● **RECORDS SHOWN**:
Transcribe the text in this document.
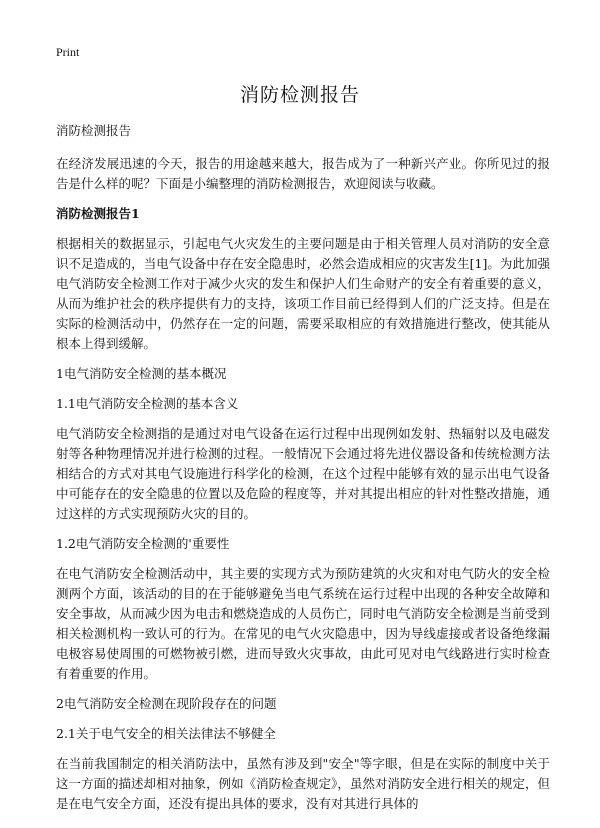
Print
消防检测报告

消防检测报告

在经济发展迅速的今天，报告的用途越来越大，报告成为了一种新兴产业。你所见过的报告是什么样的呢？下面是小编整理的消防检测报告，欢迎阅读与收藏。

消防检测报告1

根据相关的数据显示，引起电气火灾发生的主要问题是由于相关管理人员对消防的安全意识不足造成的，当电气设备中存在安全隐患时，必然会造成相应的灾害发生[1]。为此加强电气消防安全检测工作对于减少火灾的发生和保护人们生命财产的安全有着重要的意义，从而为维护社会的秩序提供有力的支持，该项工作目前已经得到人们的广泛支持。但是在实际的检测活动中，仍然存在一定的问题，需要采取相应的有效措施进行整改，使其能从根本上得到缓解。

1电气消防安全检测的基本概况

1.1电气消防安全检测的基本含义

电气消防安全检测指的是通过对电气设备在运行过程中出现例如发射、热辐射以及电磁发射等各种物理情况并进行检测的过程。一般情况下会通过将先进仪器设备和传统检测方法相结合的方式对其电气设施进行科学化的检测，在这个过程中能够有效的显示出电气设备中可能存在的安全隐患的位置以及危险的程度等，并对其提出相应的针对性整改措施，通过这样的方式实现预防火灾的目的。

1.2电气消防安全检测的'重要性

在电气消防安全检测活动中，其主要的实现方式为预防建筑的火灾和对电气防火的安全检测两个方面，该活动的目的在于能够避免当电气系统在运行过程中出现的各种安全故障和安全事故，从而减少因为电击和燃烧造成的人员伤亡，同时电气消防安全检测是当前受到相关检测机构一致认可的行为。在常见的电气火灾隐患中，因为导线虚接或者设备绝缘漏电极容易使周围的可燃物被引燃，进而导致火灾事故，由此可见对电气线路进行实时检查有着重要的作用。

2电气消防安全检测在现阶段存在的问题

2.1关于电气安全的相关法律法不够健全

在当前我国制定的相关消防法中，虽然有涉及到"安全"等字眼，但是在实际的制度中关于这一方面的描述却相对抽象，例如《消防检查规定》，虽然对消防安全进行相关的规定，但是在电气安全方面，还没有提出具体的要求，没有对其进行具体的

==

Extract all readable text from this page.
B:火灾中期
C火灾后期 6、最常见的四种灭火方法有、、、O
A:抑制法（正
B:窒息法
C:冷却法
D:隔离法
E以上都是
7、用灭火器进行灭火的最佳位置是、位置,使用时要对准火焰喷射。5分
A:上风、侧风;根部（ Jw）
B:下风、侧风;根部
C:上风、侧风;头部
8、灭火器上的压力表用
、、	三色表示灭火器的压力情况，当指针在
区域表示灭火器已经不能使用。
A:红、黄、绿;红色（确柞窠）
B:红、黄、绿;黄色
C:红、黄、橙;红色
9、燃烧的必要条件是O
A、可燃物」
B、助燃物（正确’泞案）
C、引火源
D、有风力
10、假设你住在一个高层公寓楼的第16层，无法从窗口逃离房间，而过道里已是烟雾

---

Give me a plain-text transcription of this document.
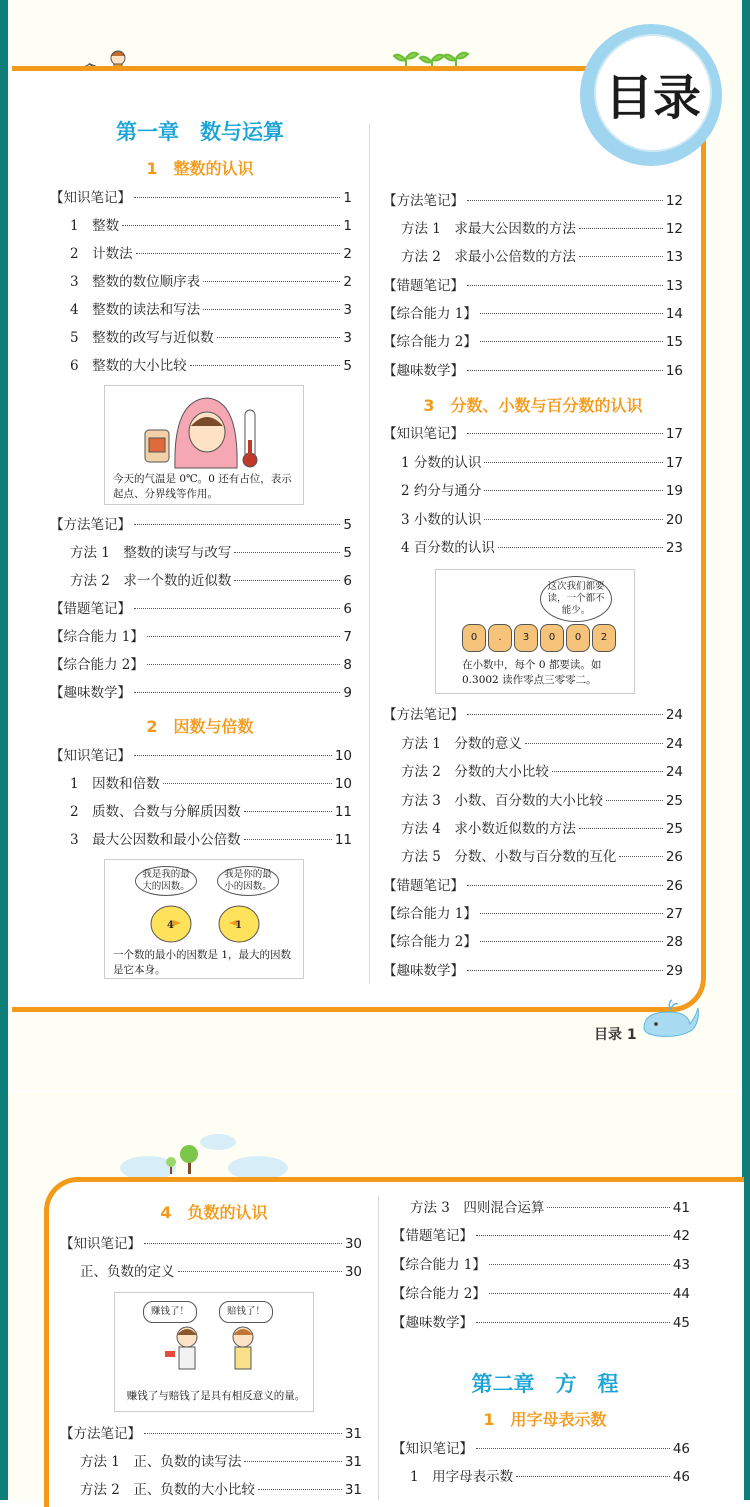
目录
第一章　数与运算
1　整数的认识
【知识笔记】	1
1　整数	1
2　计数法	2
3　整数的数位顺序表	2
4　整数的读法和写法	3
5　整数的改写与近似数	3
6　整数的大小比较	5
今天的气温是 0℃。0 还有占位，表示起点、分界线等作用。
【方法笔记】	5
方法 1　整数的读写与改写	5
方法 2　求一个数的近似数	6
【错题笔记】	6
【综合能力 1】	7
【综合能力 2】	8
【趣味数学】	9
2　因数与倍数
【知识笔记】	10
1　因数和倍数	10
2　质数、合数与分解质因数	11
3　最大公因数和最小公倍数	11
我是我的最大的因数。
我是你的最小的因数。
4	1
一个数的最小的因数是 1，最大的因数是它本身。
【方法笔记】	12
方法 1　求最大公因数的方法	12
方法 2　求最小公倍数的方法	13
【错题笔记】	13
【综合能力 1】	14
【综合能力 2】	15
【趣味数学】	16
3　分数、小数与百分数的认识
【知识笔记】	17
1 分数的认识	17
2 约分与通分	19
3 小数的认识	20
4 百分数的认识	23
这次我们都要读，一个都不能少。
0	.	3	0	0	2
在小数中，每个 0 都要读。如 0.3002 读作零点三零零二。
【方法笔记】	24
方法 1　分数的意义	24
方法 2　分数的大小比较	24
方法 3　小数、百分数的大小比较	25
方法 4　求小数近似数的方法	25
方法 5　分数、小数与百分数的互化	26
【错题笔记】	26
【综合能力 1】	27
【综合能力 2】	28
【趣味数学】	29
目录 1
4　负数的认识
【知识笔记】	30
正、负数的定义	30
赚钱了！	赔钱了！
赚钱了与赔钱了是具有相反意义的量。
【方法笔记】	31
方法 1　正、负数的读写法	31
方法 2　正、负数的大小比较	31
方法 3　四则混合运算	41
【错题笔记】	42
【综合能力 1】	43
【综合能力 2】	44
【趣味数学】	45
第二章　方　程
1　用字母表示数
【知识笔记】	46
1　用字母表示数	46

● **WRITTEN PROBLEM**: Which lines of the material contain the string "综合能力"? List each of them.

● **ANSWER TO THE PROBLEM**:
【综合能力 1】	7
【综合能力 2】	8
【综合能力 1】	14
【综合能力 2】	15
【综合能力 1】	27
【综合能力 2】	28
【综合能力 1】	43
【综合能力 2】	44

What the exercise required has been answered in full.